(Saved entries)
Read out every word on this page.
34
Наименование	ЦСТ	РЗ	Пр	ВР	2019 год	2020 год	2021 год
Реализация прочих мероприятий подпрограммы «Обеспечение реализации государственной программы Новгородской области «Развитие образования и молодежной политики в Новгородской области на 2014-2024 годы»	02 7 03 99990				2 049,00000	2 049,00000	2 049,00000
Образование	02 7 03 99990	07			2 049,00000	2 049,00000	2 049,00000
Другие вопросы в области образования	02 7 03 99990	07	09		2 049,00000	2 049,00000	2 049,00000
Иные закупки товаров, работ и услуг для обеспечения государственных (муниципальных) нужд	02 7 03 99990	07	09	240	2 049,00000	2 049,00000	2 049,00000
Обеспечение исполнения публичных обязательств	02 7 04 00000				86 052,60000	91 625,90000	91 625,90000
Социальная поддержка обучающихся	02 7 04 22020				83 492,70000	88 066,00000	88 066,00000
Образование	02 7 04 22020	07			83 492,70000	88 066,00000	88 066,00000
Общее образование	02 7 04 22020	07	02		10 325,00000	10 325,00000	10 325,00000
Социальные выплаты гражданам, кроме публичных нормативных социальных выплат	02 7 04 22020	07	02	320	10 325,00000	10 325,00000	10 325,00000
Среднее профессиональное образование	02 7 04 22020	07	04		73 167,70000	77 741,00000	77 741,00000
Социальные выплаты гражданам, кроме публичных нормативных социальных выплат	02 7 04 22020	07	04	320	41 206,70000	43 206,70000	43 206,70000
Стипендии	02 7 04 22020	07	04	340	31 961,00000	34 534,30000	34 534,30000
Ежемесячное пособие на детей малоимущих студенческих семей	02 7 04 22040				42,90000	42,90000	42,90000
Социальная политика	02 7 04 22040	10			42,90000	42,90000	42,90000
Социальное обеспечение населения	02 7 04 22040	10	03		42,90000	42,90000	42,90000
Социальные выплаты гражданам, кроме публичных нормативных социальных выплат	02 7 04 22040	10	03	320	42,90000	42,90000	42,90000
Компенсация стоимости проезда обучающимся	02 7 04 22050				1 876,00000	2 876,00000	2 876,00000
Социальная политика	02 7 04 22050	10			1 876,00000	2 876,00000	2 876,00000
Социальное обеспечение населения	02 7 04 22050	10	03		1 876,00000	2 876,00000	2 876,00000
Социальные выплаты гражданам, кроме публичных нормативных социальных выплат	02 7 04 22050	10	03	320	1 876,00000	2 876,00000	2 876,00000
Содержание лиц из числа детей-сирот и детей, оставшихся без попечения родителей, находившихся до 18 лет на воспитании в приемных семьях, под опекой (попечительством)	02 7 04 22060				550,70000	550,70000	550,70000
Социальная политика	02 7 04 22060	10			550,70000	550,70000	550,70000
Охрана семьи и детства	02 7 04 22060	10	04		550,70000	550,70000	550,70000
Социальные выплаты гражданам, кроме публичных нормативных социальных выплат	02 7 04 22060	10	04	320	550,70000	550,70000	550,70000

Set problem >> Out of the material above, select every line that holds the string "населения".

Expected answer >>
Социальное обеспечение населения	02 7 04 22040	10	03		42,90000	42,90000	42,90000
Социальное обеспечение населения	02 7 04 22050	10	03		1 876,00000	2 876,00000	2 876,00000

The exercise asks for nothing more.